# [PROVIDED DATA]
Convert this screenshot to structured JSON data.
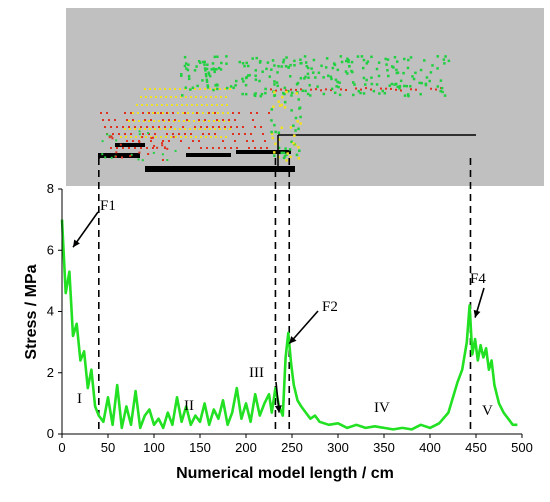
{
  "chart_data": {
    "type": "line",
    "xlabel": "Numerical model length / cm",
    "ylabel": "Stress / MPa",
    "xlim": [
      0,
      500
    ],
    "ylim": [
      0,
      8
    ],
    "xticks": [
      0,
      50,
      100,
      150,
      200,
      250,
      300,
      350,
      400,
      450,
      500
    ],
    "yticks": [
      0,
      2,
      4,
      6,
      8
    ],
    "grid": false,
    "line_color": "#22e022",
    "series": [
      {
        "x": [
          0,
          4,
          8,
          12,
          16,
          20,
          24,
          28,
          32,
          36,
          40,
          45,
          50,
          55,
          60,
          65,
          70,
          75,
          80,
          85,
          90,
          95,
          100,
          105,
          110,
          115,
          120,
          125,
          130,
          135,
          140,
          145,
          150,
          155,
          160,
          165,
          170,
          175,
          180,
          185,
          190,
          195,
          200,
          205,
          210,
          215,
          220,
          225,
          228,
          232,
          236,
          240,
          243,
          246,
          249,
          252,
          256,
          260,
          265,
          270,
          275,
          280,
          290,
          300,
          310,
          320,
          330,
          340,
          350,
          360,
          370,
          380,
          390,
          400,
          410,
          420,
          425,
          430,
          435,
          440,
          443,
          446,
          449,
          452,
          455,
          458,
          461,
          464,
          467,
          470,
          475,
          480,
          485,
          490,
          495
        ],
        "y": [
          7.0,
          4.6,
          5.3,
          3.2,
          3.6,
          2.4,
          2.7,
          1.5,
          2.1,
          0.9,
          0.6,
          0.4,
          1.2,
          0.3,
          1.6,
          0.2,
          0.9,
          0.3,
          1.4,
          0.2,
          0.6,
          0.8,
          0.3,
          0.5,
          0.2,
          0.7,
          0.3,
          1.2,
          0.4,
          0.9,
          0.3,
          0.6,
          0.4,
          1.0,
          0.3,
          0.8,
          0.5,
          1.1,
          0.3,
          0.7,
          1.5,
          0.5,
          1.0,
          0.4,
          1.3,
          0.6,
          1.0,
          1.3,
          0.7,
          1.5,
          0.9,
          0.6,
          2.5,
          3.3,
          2.3,
          1.6,
          1.1,
          0.9,
          0.7,
          0.5,
          0.6,
          0.4,
          0.3,
          0.35,
          0.2,
          0.3,
          0.2,
          0.25,
          0.2,
          0.15,
          0.2,
          0.15,
          0.3,
          0.2,
          0.35,
          0.7,
          1.2,
          1.7,
          2.1,
          3.0,
          4.2,
          2.6,
          3.1,
          2.4,
          2.9,
          2.5,
          2.8,
          2.1,
          2.4,
          1.6,
          1.0,
          0.7,
          0.5,
          0.3,
          0.3
        ]
      }
    ],
    "annotations": {
      "points": [
        "F1",
        "F2",
        "F4"
      ],
      "zones": [
        "I",
        "II",
        "III",
        "IV",
        "V"
      ]
    }
  }
}
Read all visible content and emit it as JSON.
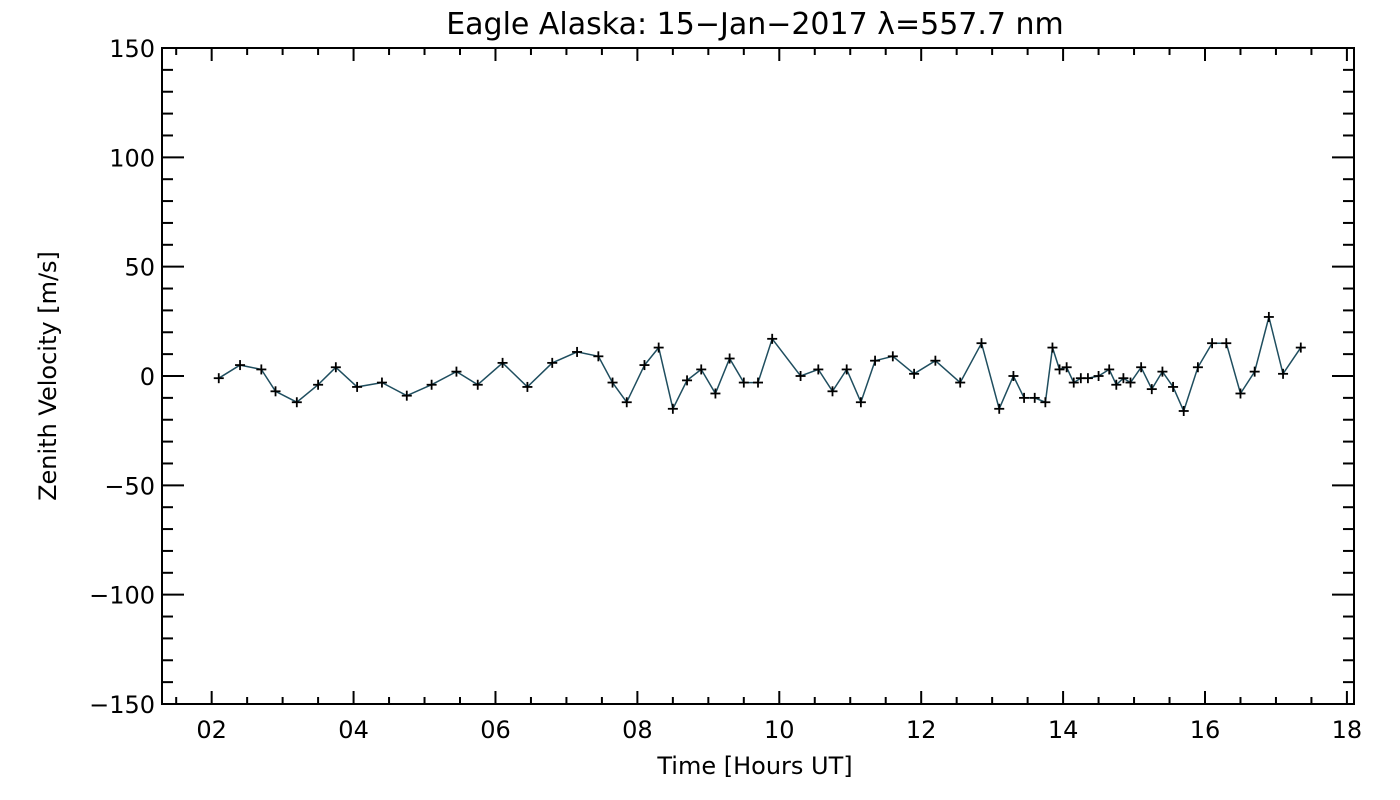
{
  "chart_data": {
    "type": "line",
    "title": "Eagle Alaska: 15−Jan−2017 λ=557.7 nm",
    "xlabel": "Time [Hours UT]",
    "ylabel": "Zenith Velocity [m/s]",
    "xlim": [
      1.3,
      18.1
    ],
    "ylim": [
      -150,
      150
    ],
    "x_ticks": [
      2,
      4,
      6,
      8,
      10,
      12,
      14,
      16,
      18
    ],
    "x_tick_labels": [
      "02",
      "04",
      "06",
      "08",
      "10",
      "12",
      "14",
      "16",
      "18"
    ],
    "y_ticks": [
      -150,
      -100,
      -50,
      0,
      50,
      100,
      150
    ],
    "y_tick_labels": [
      "−150",
      "−100",
      "−50",
      "0",
      "50",
      "100",
      "150"
    ],
    "grid": false,
    "line_color": "#1f4e5f",
    "marker": "plus",
    "series": [
      {
        "x": [
          2.1,
          2.4,
          2.7,
          2.9,
          3.2,
          3.5,
          3.75,
          4.05,
          4.4,
          4.75,
          5.1,
          5.45,
          5.75,
          6.1,
          6.45,
          6.8,
          7.15,
          7.45,
          7.65,
          7.85,
          8.1,
          8.3,
          8.5,
          8.7,
          8.9,
          9.1,
          9.3,
          9.5,
          9.7,
          9.9,
          10.3,
          10.55,
          10.75,
          10.95,
          11.15,
          11.35,
          11.6,
          11.9,
          12.2,
          12.55,
          12.85,
          13.1,
          13.3,
          13.45,
          13.6,
          13.75,
          13.85,
          13.95,
          14.05,
          14.15,
          14.25,
          14.35,
          14.5,
          14.65,
          14.75,
          14.85,
          14.95,
          15.1,
          15.25,
          15.4,
          15.55,
          15.7,
          15.9,
          16.1,
          16.3,
          16.5,
          16.7,
          16.9,
          17.1,
          17.35
        ],
        "y": [
          -1,
          5,
          3,
          -7,
          -12,
          -4,
          4,
          -5,
          -3,
          -9,
          -4,
          2,
          -4,
          6,
          -5,
          6,
          11,
          9,
          -3,
          -12,
          5,
          13,
          -15,
          -2,
          3,
          -8,
          8,
          -3,
          -3,
          17,
          0,
          3,
          -7,
          3,
          -12,
          7,
          9,
          1,
          7,
          -3,
          15,
          -15,
          0,
          -10,
          -10,
          -12,
          13,
          3,
          4,
          -3,
          -1,
          -1,
          0,
          3,
          -4,
          -1,
          -3,
          4,
          -6,
          2,
          -5,
          -16,
          4,
          15,
          15,
          -8,
          2,
          27,
          1,
          13
        ]
      }
    ]
  }
}
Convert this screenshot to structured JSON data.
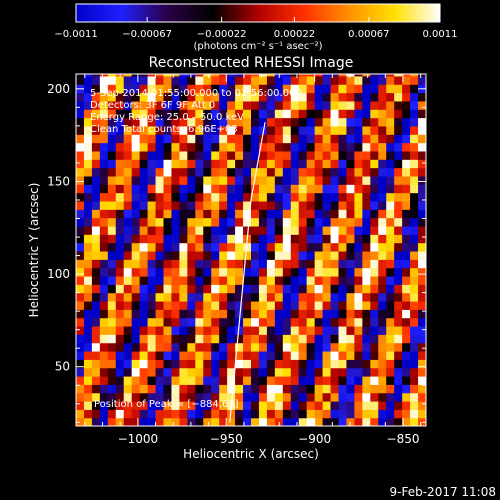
{
  "chart_data": {
    "type": "heatmap",
    "title": "Reconstructed RHESSI Image",
    "xlabel": "Heliocentric X (arcsec)",
    "ylabel": "Heliocentric Y (arcsec)",
    "xlim": [
      -1035,
      -837
    ],
    "ylim": [
      18,
      208
    ],
    "x_ticks": [
      -1000,
      -950,
      -900,
      -850
    ],
    "x_tick_labels": [
      "−1000",
      "−950",
      "−900",
      "−850"
    ],
    "y_ticks": [
      50,
      100,
      150,
      200
    ],
    "y_tick_labels": [
      "50",
      "100",
      "150",
      "200"
    ],
    "colorbar": {
      "min": -0.0011,
      "max": 0.0011,
      "ticks": [
        -0.0011,
        -0.00067,
        -0.00022,
        0.00022,
        0.00067,
        0.0011
      ],
      "tick_labels": [
        "−0.0011",
        "−0.00067",
        "−0.00022",
        "0.00022",
        "0.00067",
        "0.0011"
      ],
      "units": "(photons cm⁻² s⁻¹ asec⁻²)",
      "colormap": [
        "#0000c8",
        "#2020ff",
        "#2a0048",
        "#000000",
        "#b00000",
        "#ff3000",
        "#ff9000",
        "#ffe000",
        "#ffffff"
      ]
    },
    "annotations": [
      "5-Sep-2014 01:55:00.000 to 01:56:00.000",
      "Detectors: 3F 6F 9F Att 0",
      "Energy Range: 25.0 – 50.0 keV",
      "Clean     Total counts: 6.96E+03"
    ],
    "peak_label": "Position of Peak = [−884,63]",
    "limb_line": [
      [
        -948,
        20
      ],
      [
        -942,
        80
      ],
      [
        -936,
        140
      ],
      [
        -928,
        182
      ]
    ],
    "pattern": {
      "pixel_size_arcsec": 4.5,
      "stripe_period_arcsec": 25,
      "stripe_tilt_deg": 22
    }
  },
  "footer": {
    "date": "9-Feb-2017 11:08"
  }
}
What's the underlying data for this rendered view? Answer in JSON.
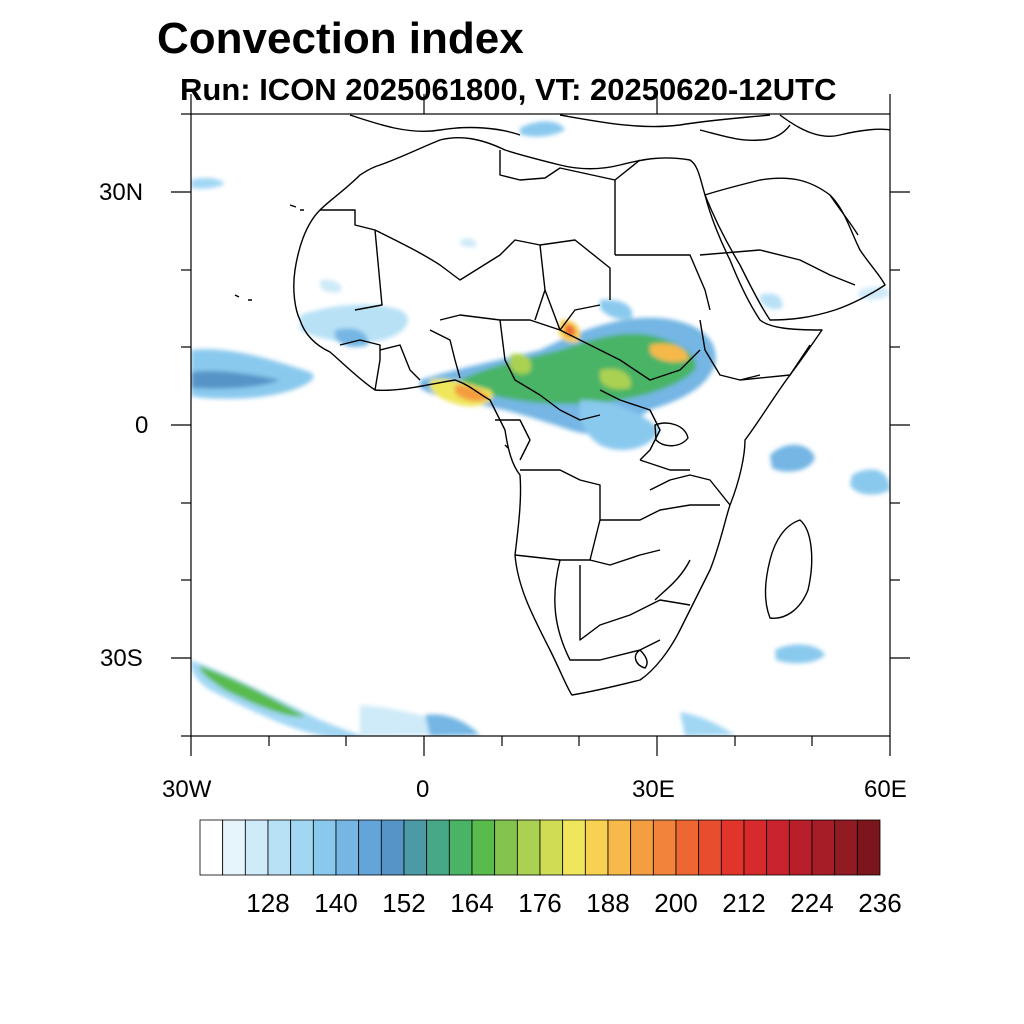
{
  "title": "Convection index",
  "subtitle": "Run: ICON 2025061800,  VT: 20250620-12UTC",
  "map": {
    "lat_labels": [
      "30N",
      "0",
      "30S"
    ],
    "lon_labels": [
      "30W",
      "0",
      "30E",
      "60E"
    ]
  },
  "colorbar": {
    "colors": [
      "#ffffff",
      "#e6f4fc",
      "#cfeaf8",
      "#b8e1f6",
      "#a2d7f4",
      "#8ac9ee",
      "#75b6e4",
      "#63a4d9",
      "#5694c8",
      "#4b9aa6",
      "#47a887",
      "#49b466",
      "#58bb4c",
      "#84c44e",
      "#aad151",
      "#cfdd55",
      "#efe65b",
      "#f8d052",
      "#f6b94a",
      "#f49d41",
      "#f2833a",
      "#ee6733",
      "#e84d2e",
      "#e1352b",
      "#d62a2c",
      "#c9232d",
      "#b81f2b",
      "#a61c27",
      "#921a22",
      "#7d151c"
    ],
    "labels": [
      "128",
      "140",
      "152",
      "164",
      "176",
      "188",
      "200",
      "212",
      "224",
      "236"
    ]
  }
}
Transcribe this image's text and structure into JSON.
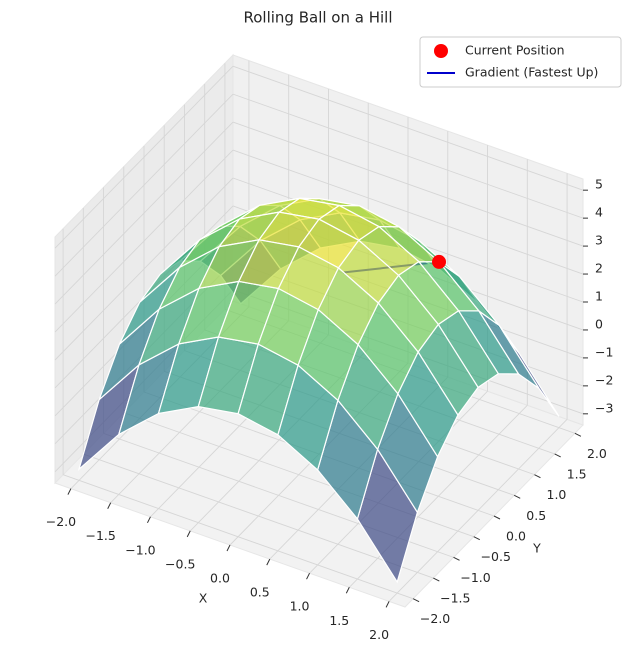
{
  "chart_data": {
    "type": "surface3d",
    "title": "Rolling Ball on a Hill",
    "xlabel": "X",
    "ylabel": "Y",
    "colormap": "viridis",
    "x": [
      -2,
      -1.5,
      -1,
      -0.5,
      0,
      0.5,
      1,
      1.5,
      2
    ],
    "y": [
      -2,
      -1.5,
      -1,
      -0.5,
      0,
      0.5,
      1,
      1.5,
      2
    ],
    "z": [
      [
        -3,
        -1.25,
        0,
        0.75,
        1,
        0.75,
        0,
        -1.25,
        -3
      ],
      [
        -1.25,
        0.5,
        1.75,
        2.5,
        2.75,
        2.5,
        1.75,
        0.5,
        -1.25
      ],
      [
        0,
        1.75,
        3,
        3.75,
        4,
        3.75,
        3,
        1.75,
        0
      ],
      [
        0.75,
        2.5,
        3.75,
        4.5,
        4.75,
        4.5,
        3.75,
        2.5,
        0.75
      ],
      [
        1,
        2.75,
        4,
        4.75,
        5,
        4.75,
        4,
        2.75,
        1
      ],
      [
        0.75,
        2.5,
        3.75,
        4.5,
        4.75,
        4.5,
        3.75,
        2.5,
        0.75
      ],
      [
        0,
        1.75,
        3,
        3.75,
        4,
        3.75,
        3,
        1.75,
        0
      ],
      [
        -1.25,
        0.5,
        1.75,
        2.5,
        2.75,
        2.5,
        1.75,
        0.5,
        -1.25
      ],
      [
        -3,
        -1.25,
        0,
        0.75,
        1,
        0.75,
        0,
        -1.25,
        -3
      ]
    ],
    "xlim": [
      -2.2,
      2.2
    ],
    "ylim": [
      -2.2,
      2.2
    ],
    "zlim": [
      -3.4,
      5.4
    ],
    "xticks": [
      {
        "value": -2,
        "label": "−2.0"
      },
      {
        "value": -1.5,
        "label": "−1.5"
      },
      {
        "value": -1,
        "label": "−1.0"
      },
      {
        "value": -0.5,
        "label": "−0.5"
      },
      {
        "value": 0,
        "label": "0.0"
      },
      0.5,
      {
        "value": 1,
        "label": "1.0"
      },
      1.5,
      {
        "value": 2,
        "label": "2.0"
      }
    ],
    "yticks": [
      {
        "value": -2,
        "label": "−2.0"
      },
      {
        "value": -1.5,
        "label": "−1.5"
      },
      {
        "value": -1,
        "label": "−1.0"
      },
      {
        "value": -0.5,
        "label": "−0.5"
      },
      {
        "value": 0,
        "label": "0.0"
      },
      0.5,
      {
        "value": 1,
        "label": "1.0"
      },
      1.5,
      {
        "value": 2,
        "label": "2.0"
      }
    ],
    "zticks": [
      {
        "value": -3,
        "label": "−3"
      },
      {
        "value": -2,
        "label": "−2"
      },
      {
        "value": -1,
        "label": "−1"
      },
      0,
      1,
      2,
      3,
      4,
      5
    ],
    "series": [
      {
        "name": "Current Position",
        "color": "#ff0000",
        "mode": "markers",
        "x": [
          1
        ],
        "y": [
          1
        ],
        "z": [
          3
        ]
      },
      {
        "name": "Gradient (Fastest Up)",
        "color": "#0000cc",
        "mode": "lines",
        "x": [
          1,
          0.2
        ],
        "y": [
          1,
          0.2
        ],
        "z": [
          3,
          3
        ]
      }
    ],
    "grid": true,
    "legend": "upper right"
  }
}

# [WORK TO BE COMPLETED]
Locate each line with the word "JSON" and copy it.

# [ANSWER TO THE PROBLEM]
Convert this screenshot to structured JSON data.
Read all visible content and emit it as JSON.
Convert this screenshot to structured JSON data.
What's the underlying data for this rendered view? Answer in JSON.
Transcribe this image's text and structure into JSON.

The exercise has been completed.